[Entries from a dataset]
+ + + +
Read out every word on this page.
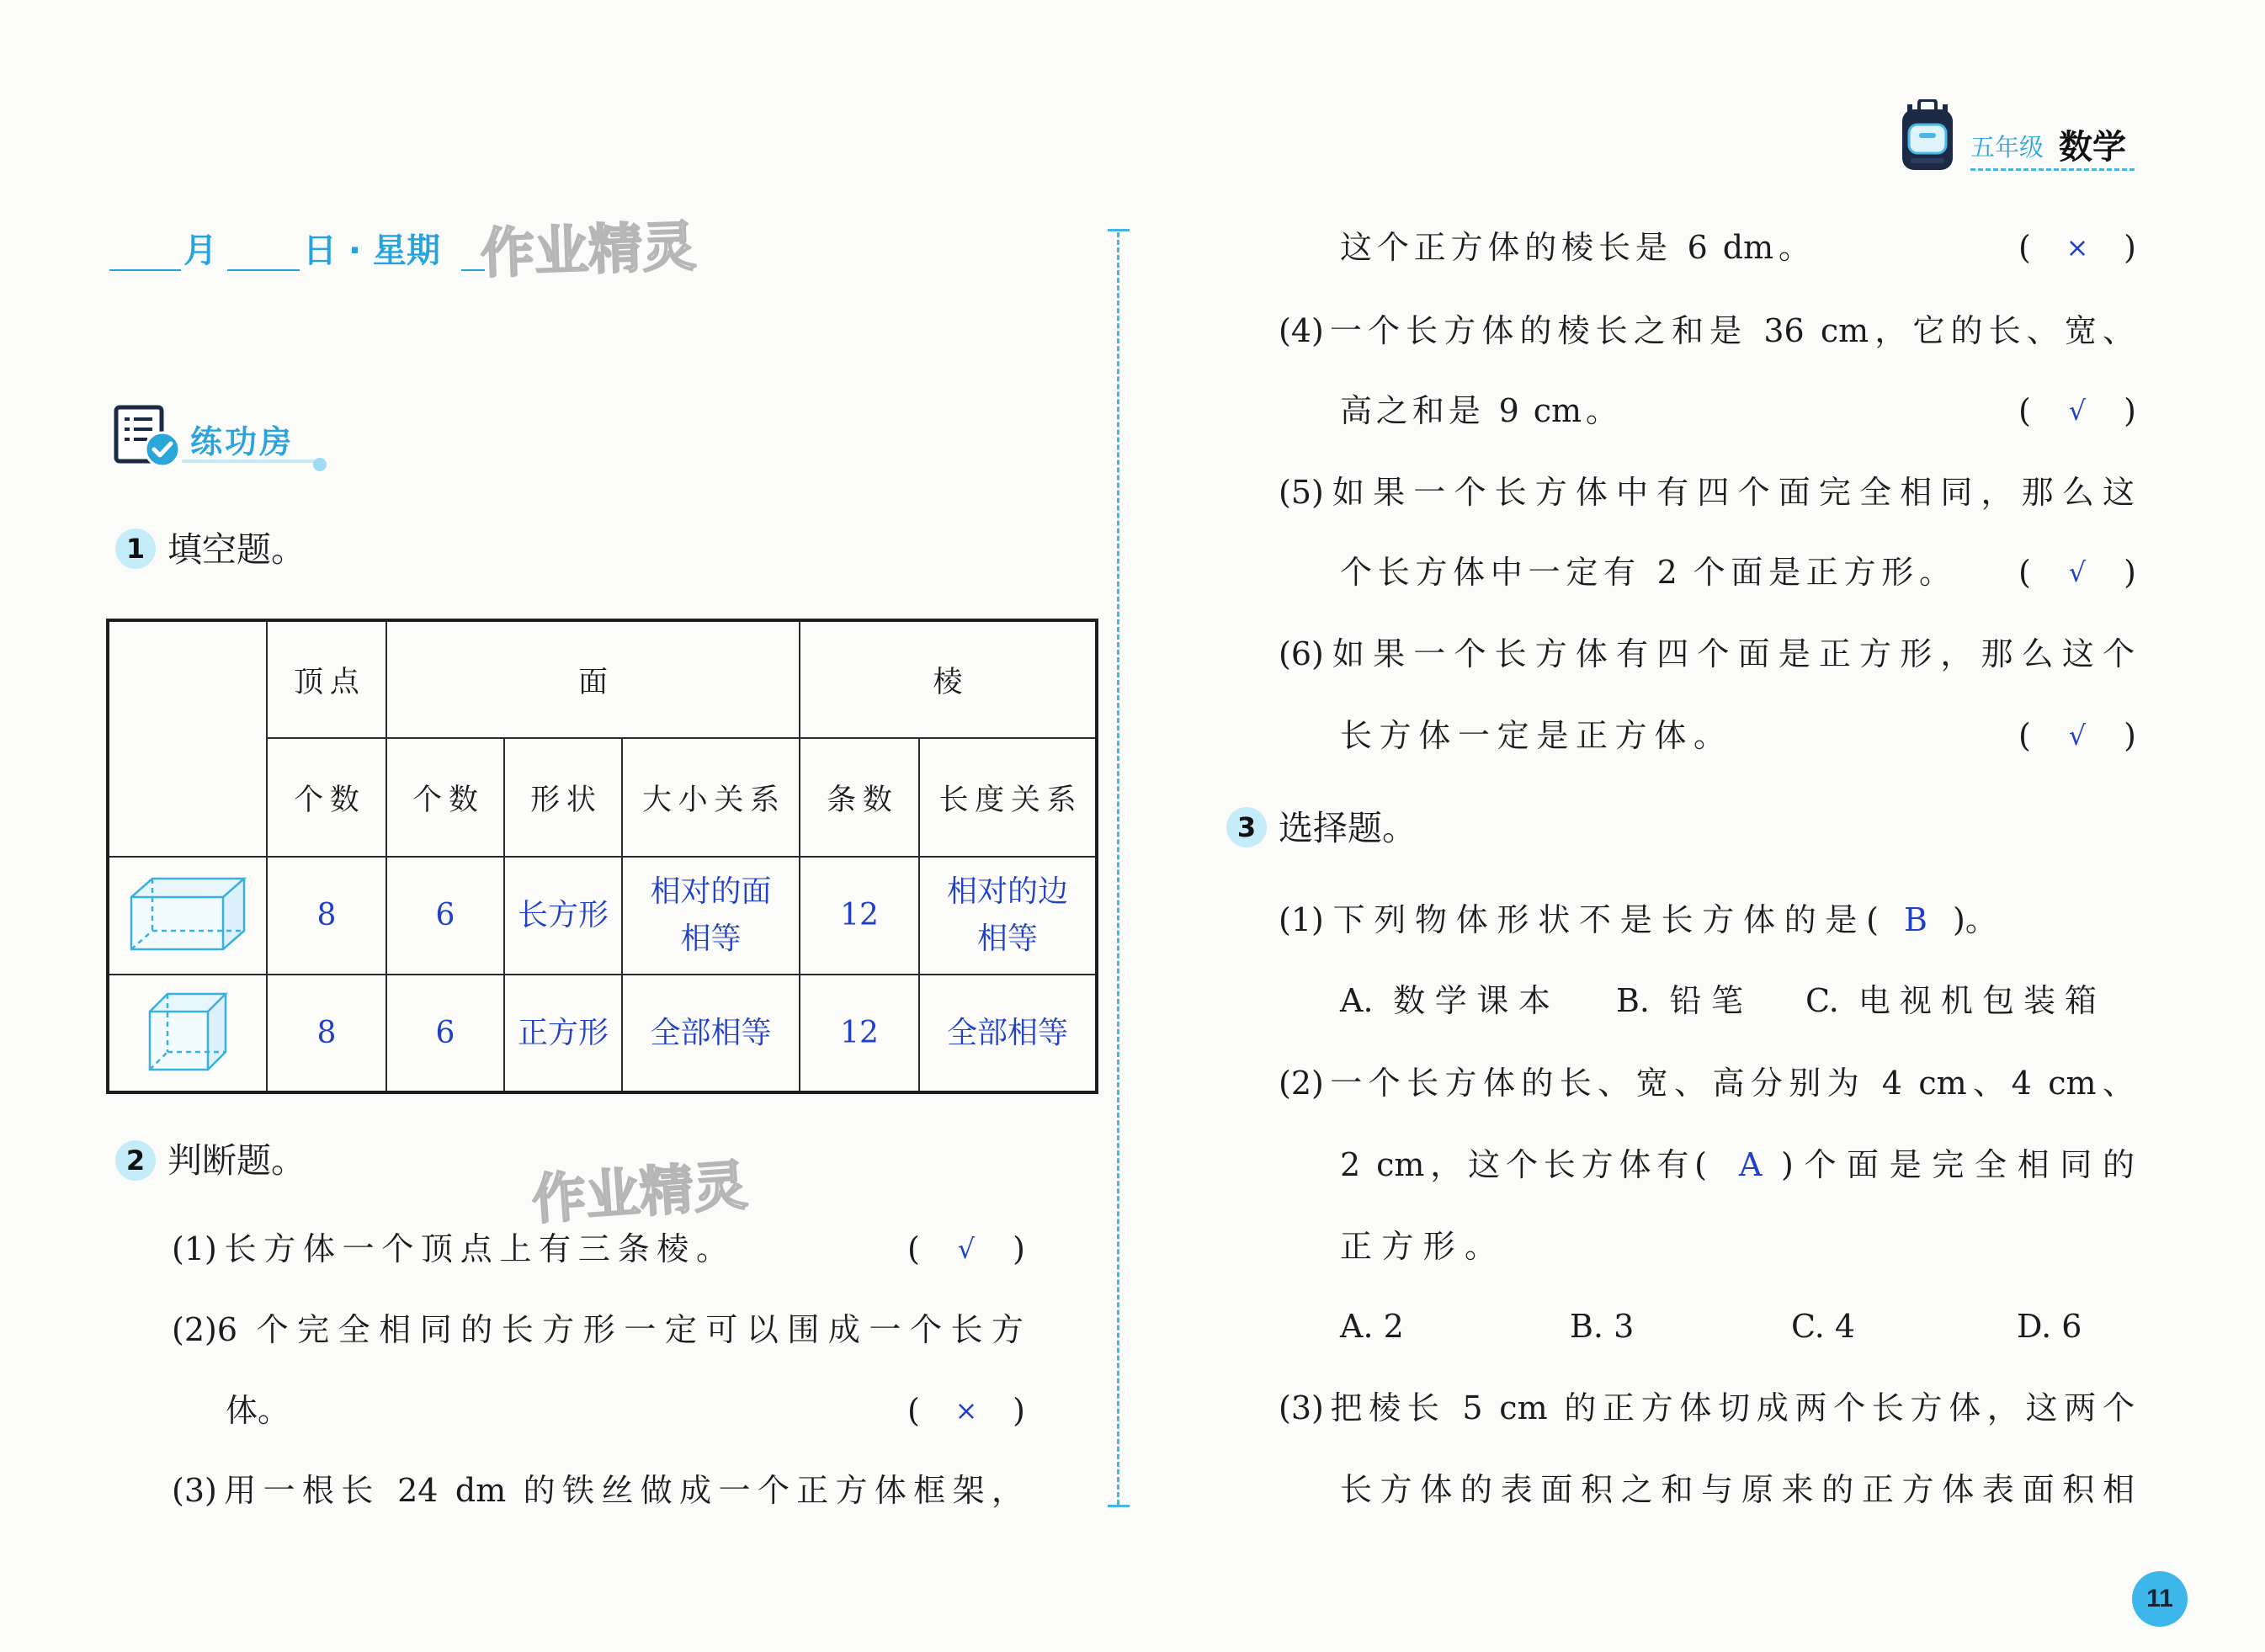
五年级 数学
月	日 · 星期 作业精灵
作业精灵
练功房
1 填空题。
	顶点	面			棱	
	个数	个数	形状	大小关系	条数	长度关系
	8	6	长方形	相对的面相等	12	相对的边相等
	8	6	正方形	全部相等	12	全部相等
2 判断题。
(1)长方体一个顶点上有三条棱。	( √ )
(2)6 个完全相同的长方形一定可以围成一个长方
体。	( × )
(3)用一根长 24 dm 的铁丝做成一个正方体框架，
这个正方体的棱长是 6 dm。	( × )
(4)一个长方体的棱长之和是 36 cm，它的长、宽、
高之和是 9 cm。	( √ )
(5)如果一个长方体中有四个面完全相同，那么这
个长方体中一定有 2 个面是正方形。 ( √ )
(6)如果一个长方体有四个面是正方形，那么这个
长方体一定是正方体。	( √ )
3 选择题。
(1)下列物体形状不是长方体的是( B )。
A. 数学课本 B. 铅笔 C. 电视机包装箱
(2)一个长方体的长、宽、高分别为 4 cm、4 cm、
2 cm，这个长方体有( A )个面是完全相同的
正方形。
A. 2	B. 3	C. 4	D. 6
(3)把棱长 5 cm 的正方体切成两个长方体，这两个
长方体的表面积之和与原来的正方体表面积相
11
+ + + +
Stated problem:
Without including any pictures, output all the entries above exactly.

Answer:
Read out every word on this page.
五年级 数学
月	日 · 星期 作业精灵
作业精灵
练功房
1 填空题。
	顶点	面			棱	
	个数	个数	形状	大小关系	条数	长度关系
	8	6	长方形	相对的面相等	12	相对的边相等
	8	6	正方形	全部相等	12	全部相等
2 判断题。
(1)长方体一个顶点上有三条棱。	( √ )
(2)6 个完全相同的长方形一定可以围成一个长方
体。	( × )
(3)用一根长 24 dm 的铁丝做成一个正方体框架，
这个正方体的棱长是 6 dm。	( × )
(4)一个长方体的棱长之和是 36 cm，它的长、宽、
高之和是 9 cm。	( √ )
(5)如果一个长方体中有四个面完全相同，那么这
个长方体中一定有 2 个面是正方形。 ( √ )
(6)如果一个长方体有四个面是正方形，那么这个
长方体一定是正方体。	( √ )
3 选择题。
(1)下列物体形状不是长方体的是( B )。
A. 数学课本 B. 铅笔 C. 电视机包装箱
(2)一个长方体的长、宽、高分别为 4 cm、4 cm、
2 cm，这个长方体有( A )个面是完全相同的
正方形。
A. 2	B. 3	C. 4	D. 6
(3)把棱长 5 cm 的正方体切成两个长方体，这两个
长方体的表面积之和与原来的正方体表面积相
11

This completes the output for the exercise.